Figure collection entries
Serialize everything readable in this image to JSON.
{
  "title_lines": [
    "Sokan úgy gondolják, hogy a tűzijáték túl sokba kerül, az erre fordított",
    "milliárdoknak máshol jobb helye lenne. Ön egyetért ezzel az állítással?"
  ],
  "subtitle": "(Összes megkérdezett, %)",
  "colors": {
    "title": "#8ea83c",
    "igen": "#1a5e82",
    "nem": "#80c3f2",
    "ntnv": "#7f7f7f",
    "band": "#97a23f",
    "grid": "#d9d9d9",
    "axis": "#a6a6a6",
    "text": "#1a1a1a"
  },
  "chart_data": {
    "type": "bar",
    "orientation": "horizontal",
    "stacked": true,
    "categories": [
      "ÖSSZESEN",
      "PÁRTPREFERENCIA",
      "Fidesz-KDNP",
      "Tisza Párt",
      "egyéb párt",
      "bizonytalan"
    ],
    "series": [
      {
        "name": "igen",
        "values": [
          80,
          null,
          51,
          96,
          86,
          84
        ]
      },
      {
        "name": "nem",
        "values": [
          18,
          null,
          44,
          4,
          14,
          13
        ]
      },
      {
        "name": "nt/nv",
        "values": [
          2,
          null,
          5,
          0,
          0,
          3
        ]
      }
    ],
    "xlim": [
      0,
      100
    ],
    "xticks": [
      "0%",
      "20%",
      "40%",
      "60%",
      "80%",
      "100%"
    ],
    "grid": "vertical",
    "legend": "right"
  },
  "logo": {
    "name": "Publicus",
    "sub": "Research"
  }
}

**Task statement:**
All of the entries must be quoted exactly; please include each one.

**Output for this exercise:**
Serialize everything readable in this image to JSON.
{
  "title_lines": [
    "Sokan úgy gondolják, hogy a tűzijáték túl sokba kerül, az erre fordított",
    "milliárdoknak máshol jobb helye lenne. Ön egyetért ezzel az állítással?"
  ],
  "subtitle": "(Összes megkérdezett, %)",
  "colors": {
    "title": "#8ea83c",
    "igen": "#1a5e82",
    "nem": "#80c3f2",
    "ntnv": "#7f7f7f",
    "band": "#97a23f",
    "grid": "#d9d9d9",
    "axis": "#a6a6a6",
    "text": "#1a1a1a"
  },
  "chart_data": {
    "type": "bar",
    "orientation": "horizontal",
    "stacked": true,
    "categories": [
      "ÖSSZESEN",
      "PÁRTPREFERENCIA",
      "Fidesz-KDNP",
      "Tisza Párt",
      "egyéb párt",
      "bizonytalan"
    ],
    "series": [
      {
        "name": "igen",
        "values": [
          80,
          null,
          51,
          96,
          86,
          84
        ]
      },
      {
        "name": "nem",
        "values": [
          18,
          null,
          44,
          4,
          14,
          13
        ]
      },
      {
        "name": "nt/nv",
        "values": [
          2,
          null,
          5,
          0,
          0,
          3
        ]
      }
    ],
    "xlim": [
      0,
      100
    ],
    "xticks": [
      "0%",
      "20%",
      "40%",
      "60%",
      "80%",
      "100%"
    ],
    "grid": "vertical",
    "legend": "right"
  },
  "logo": {
    "name": "Publicus",
    "sub": "Research"
  }
}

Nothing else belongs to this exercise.